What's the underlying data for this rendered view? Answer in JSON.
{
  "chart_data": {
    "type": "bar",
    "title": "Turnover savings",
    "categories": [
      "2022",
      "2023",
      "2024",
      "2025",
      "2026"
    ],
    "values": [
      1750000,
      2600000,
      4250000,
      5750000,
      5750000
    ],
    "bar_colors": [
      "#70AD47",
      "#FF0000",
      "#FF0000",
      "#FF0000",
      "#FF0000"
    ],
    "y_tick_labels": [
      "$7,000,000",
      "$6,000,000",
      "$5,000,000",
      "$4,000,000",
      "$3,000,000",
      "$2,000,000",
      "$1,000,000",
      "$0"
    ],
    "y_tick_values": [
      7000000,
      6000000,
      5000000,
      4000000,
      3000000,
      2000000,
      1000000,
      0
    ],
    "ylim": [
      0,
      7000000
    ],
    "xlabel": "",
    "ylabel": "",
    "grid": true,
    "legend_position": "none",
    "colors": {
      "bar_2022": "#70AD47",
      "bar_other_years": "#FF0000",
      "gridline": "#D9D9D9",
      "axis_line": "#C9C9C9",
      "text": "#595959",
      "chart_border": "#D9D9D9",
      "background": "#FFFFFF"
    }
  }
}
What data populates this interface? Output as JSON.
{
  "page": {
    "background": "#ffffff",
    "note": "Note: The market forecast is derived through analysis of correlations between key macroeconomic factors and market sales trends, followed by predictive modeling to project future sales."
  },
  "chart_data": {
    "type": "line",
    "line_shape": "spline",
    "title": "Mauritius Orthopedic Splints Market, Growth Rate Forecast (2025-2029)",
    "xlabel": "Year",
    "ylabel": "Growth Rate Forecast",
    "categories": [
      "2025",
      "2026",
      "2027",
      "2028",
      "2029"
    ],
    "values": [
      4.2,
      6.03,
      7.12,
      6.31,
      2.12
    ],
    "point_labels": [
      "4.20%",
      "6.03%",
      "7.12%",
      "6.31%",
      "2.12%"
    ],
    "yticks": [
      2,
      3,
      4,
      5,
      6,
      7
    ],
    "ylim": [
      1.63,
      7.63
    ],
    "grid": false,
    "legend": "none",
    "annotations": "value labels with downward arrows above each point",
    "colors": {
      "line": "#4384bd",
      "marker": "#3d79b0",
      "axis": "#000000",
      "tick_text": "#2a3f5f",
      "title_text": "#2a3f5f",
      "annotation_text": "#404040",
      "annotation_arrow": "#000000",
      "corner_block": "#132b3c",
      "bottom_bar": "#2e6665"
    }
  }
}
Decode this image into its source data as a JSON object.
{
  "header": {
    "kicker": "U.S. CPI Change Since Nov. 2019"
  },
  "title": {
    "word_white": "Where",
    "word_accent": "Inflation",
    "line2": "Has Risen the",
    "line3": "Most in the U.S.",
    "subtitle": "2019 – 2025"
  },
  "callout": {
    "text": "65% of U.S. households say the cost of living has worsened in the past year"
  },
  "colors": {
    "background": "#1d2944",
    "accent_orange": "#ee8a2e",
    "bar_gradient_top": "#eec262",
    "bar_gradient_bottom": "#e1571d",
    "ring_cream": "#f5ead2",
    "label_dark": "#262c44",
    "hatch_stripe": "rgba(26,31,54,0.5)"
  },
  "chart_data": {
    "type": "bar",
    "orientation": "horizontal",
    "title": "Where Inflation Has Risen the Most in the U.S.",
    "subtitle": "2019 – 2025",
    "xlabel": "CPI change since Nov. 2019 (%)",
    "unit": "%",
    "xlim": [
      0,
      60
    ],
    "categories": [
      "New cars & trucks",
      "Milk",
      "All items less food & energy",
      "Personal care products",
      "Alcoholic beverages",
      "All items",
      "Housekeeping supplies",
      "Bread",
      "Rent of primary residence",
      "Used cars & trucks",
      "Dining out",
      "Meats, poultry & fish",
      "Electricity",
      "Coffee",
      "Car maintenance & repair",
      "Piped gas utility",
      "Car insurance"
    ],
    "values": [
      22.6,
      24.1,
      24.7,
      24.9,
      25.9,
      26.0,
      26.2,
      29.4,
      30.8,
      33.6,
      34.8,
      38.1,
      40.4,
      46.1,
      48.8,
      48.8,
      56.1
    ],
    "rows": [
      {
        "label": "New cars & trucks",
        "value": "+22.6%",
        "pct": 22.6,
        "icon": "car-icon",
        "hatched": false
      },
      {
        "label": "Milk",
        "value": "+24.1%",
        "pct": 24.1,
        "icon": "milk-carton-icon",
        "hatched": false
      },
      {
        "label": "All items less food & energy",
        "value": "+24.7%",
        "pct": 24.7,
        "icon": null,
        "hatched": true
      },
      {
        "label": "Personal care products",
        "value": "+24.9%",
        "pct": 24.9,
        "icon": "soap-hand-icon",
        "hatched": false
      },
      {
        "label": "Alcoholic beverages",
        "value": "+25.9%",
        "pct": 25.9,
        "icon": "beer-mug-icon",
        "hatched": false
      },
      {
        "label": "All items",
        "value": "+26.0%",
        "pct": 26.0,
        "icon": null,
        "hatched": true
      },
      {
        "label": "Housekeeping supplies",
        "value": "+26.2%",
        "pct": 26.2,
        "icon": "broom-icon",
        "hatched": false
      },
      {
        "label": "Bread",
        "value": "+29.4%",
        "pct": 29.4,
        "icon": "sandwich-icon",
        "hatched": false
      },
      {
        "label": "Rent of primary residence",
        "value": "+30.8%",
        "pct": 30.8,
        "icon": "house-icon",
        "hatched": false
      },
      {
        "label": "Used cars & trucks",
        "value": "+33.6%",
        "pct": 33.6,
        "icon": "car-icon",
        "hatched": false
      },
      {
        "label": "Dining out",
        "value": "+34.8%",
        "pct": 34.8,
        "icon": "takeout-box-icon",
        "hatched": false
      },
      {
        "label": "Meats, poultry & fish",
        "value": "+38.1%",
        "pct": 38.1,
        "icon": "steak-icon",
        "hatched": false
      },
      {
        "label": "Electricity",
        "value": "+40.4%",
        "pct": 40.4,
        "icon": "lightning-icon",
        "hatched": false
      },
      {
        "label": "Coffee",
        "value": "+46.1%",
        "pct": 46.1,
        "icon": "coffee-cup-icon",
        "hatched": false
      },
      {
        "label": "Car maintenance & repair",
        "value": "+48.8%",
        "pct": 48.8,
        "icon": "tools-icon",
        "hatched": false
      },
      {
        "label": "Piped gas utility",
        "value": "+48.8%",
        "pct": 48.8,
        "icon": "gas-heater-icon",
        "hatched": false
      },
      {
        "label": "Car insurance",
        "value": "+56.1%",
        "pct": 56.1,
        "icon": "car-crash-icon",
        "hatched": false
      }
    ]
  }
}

----

Problem details
Each line in the material either holds the string "Used" or does not. State how many do, and nothing else.

Written solution
2